SET EXERCISE:
Across the listing below, how many lines hold "esetén"? Reply with the number by itself.

SUPPLIED DATA:
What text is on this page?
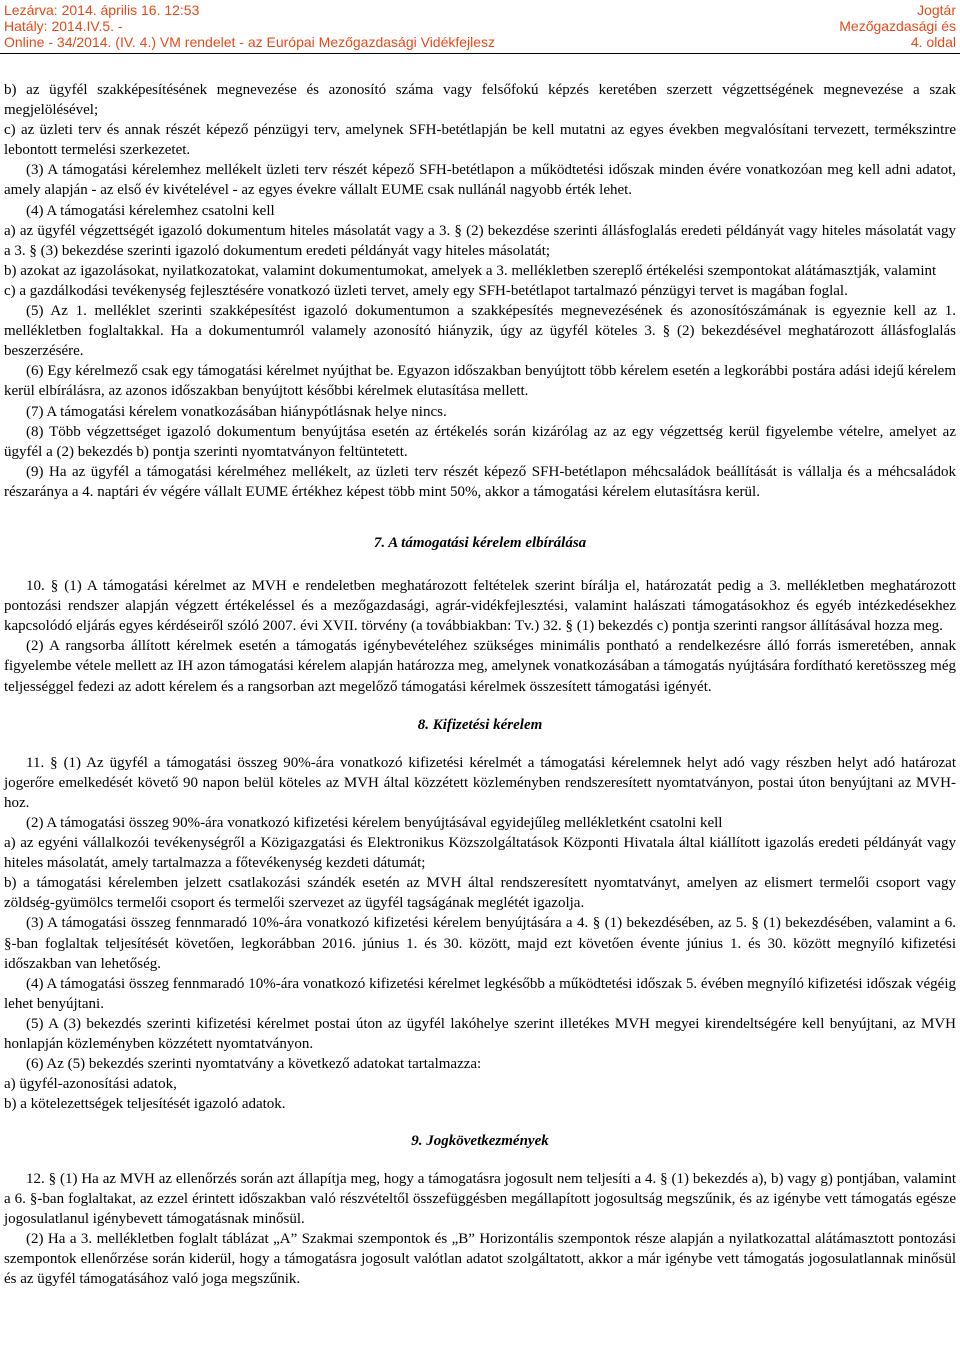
Lezárva: 2014. április 16. 12:53
Hatály: 2014.IV.5. -
Online - 34/2014. (IV. 4.) VM rendelet - az Európai Mezőgazdasági Vidékfejlesz
Jogtár
Mezőgazdasági és
4. oldal

b) az ügyfél szakképesítésének megnevezése és azonosító száma vagy felsőfokú képzés keretében szerzett végzettségének megnevezése a szak megjelölésével;

c) az üzleti terv és annak részét képező pénzügyi terv, amelynek SFH-betétlapján be kell mutatni az egyes években megvalósítani tervezett, termékszintre lebontott termelési szerkezetet.

(3) A támogatási kérelemhez mellékelt üzleti terv részét képező SFH-betétlapon a működtetési időszak minden évére vonatkozóan meg kell adni adatot, amely alapján - az első év kivételével - az egyes évekre vállalt EUME csak nullánál nagyobb érték lehet.

(4) A támogatási kérelemhez csatolni kell

a) az ügyfél végzettségét igazoló dokumentum hiteles másolatát vagy a 3. § (2) bekezdése szerinti állásfoglalás eredeti példányát vagy hiteles másolatát vagy a 3. § (3) bekezdése szerinti igazoló dokumentum eredeti példányát vagy hiteles másolatát;

b) azokat az igazolásokat, nyilatkozatokat, valamint dokumentumokat, amelyek a 3. mellékletben szereplő értékelési szempontokat alátámasztják, valamint

c) a gazdálkodási tevékenység fejlesztésére vonatkozó üzleti tervet, amely egy SFH-betétlapot tartalmazó pénzügyi tervet is magában foglal.

(5) Az 1. melléklet szerinti szakképesítést igazoló dokumentumon a szakképesítés megnevezésének és azonosítószámának is egyeznie kell az 1. mellékletben foglaltakkal. Ha a dokumentumról valamely azonosító hiányzik, úgy az ügyfél köteles 3. § (2) bekezdésével meghatározott állásfoglalás beszerzésére.

(6) Egy kérelmező csak egy támogatási kérelmet nyújthat be. Egyazon időszakban benyújtott több kérelem esetén a legkorábbi postára adási idejű kérelem kerül elbírálásra, az azonos időszakban benyújtott későbbi kérelmek elutasítása mellett.

(7) A támogatási kérelem vonatkozásában hiánypótlásnak helye nincs.

(8) Több végzettséget igazoló dokumentum benyújtása esetén az értékelés során kizárólag az az egy végzettség kerül figyelembe vételre, amelyet az ügyfél a (2) bekezdés b) pontja szerinti nyomtatványon feltüntetett.

(9) Ha az ügyfél a támogatási kérelméhez mellékelt, az üzleti terv részét képező SFH-betétlapon méhcsaládok beállítását is vállalja és a méhcsaládok részaránya a 4. naptári év végére vállalt EUME értékhez képest több mint 50%, akkor a támogatási kérelem elutasításra kerül.

7. A támogatási kérelem elbírálása

10. § (1) A támogatási kérelmet az MVH e rendeletben meghatározott feltételek szerint bírálja el, határozatát pedig a 3. mellékletben meghatározott pontozási rendszer alapján végzett értékeléssel és a mezőgazdasági, agrár-vidékfejlesztési, valamint halászati támogatásokhoz és egyéb intézkedésekhez kapcsolódó eljárás egyes kérdéseiről szóló 2007. évi XVII. törvény (a továbbiakban: Tv.) 32. § (1) bekezdés c) pontja szerinti rangsor állításával hozza meg.

(2) A rangsorba állított kérelmek esetén a támogatás igénybevételéhez szükséges minimális pontható a rendelkezésre álló forrás ismeretében, annak figyelembe vétele mellett az IH azon támogatási kérelem alapján határozza meg, amelynek vonatkozásában a támogatás nyújtására fordítható keretösszeg még teljességgel fedezi az adott kérelem és a rangsorban azt megelőző támogatási kérelmek összesített támogatási igényét.

8. Kifizetési kérelem

11. § (1) Az ügyfél a támogatási összeg 90%-ára vonatkozó kifizetési kérelmét a támogatási kérelemnek helyt adó vagy részben helyt adó határozat jogerőre emelkedését követő 90 napon belül köteles az MVH által közzétett közleményben rendszeresített nyomtatványon, postai úton benyújtani az MVH-hoz.

(2) A támogatási összeg 90%-ára vonatkozó kifizetési kérelem benyújtásával egyidejűleg mellékletként csatolni kell

a) az egyéni vállalkozói tevékenységről a Közigazgatási és Elektronikus Közszolgáltatások Központi Hivatala által kiállított igazolás eredeti példányát vagy hiteles másolatát, amely tartalmazza a főtevékenység kezdeti dátumát;

b) a támogatási kérelemben jelzett csatlakozási szándék esetén az MVH által rendszeresített nyomtatványt, amelyen az elismert termelői csoport vagy zöldség-gyümölcs termelői csoport és termelői szervezet az ügyfél tagságának meglétét igazolja.

(3) A támogatási összeg fennmaradó 10%-ára vonatkozó kifizetési kérelem benyújtására a 4. § (1) bekezdésében, az 5. § (1) bekezdésében, valamint a 6. §-ban foglaltak teljesítését követően, legkorábban 2016. június 1. és 30. között, majd ezt követően évente június 1. és 30. között megnyíló kifizetési időszakban van lehetőség.

(4) A támogatási összeg fennmaradó 10%-ára vonatkozó kifizetési kérelmet legkésőbb a működtetési időszak 5. évében megnyíló kifizetési időszak végéig lehet benyújtani.

(5) A (3) bekezdés szerinti kifizetési kérelmet postai úton az ügyfél lakóhelye szerint illetékes MVH megyei kirendeltségére kell benyújtani, az MVH honlapján közleményben közzétett nyomtatványon.

(6) Az (5) bekezdés szerinti nyomtatvány a következő adatokat tartalmazza:

a) ügyfél-azonosítási adatok,

b) a kötelezettségek teljesítését igazoló adatok.

9. Jogkövetkezmények

12. § (1) Ha az MVH az ellenőrzés során azt állapítja meg, hogy a támogatásra jogosult nem teljesíti a 4. § (1) bekezdés a), b) vagy g) pontjában, valamint a 6. §-ban foglaltakat, az ezzel érintett időszakban való részvételtől összefüggésben megállapított jogosultság megszűnik, és az igénybe vett támogatás egésze jogosulatlanul igénybevett támogatásnak minősül.

(2) Ha a 3. mellékletben foglalt táblázat „A” Szakmai szempontok és „B” Horizontális szempontok része alapján a nyilatkozattal alátámasztott pontozási szempontok ellenőrzése során kiderül, hogy a támogatásra jogosult valótlan adatot szolgáltatott, akkor a már igénybe vett támogatás jogosulatlannak minősül és az ügyfél támogatásához való joga megszűnik.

COMPLETE OUTPUT:
4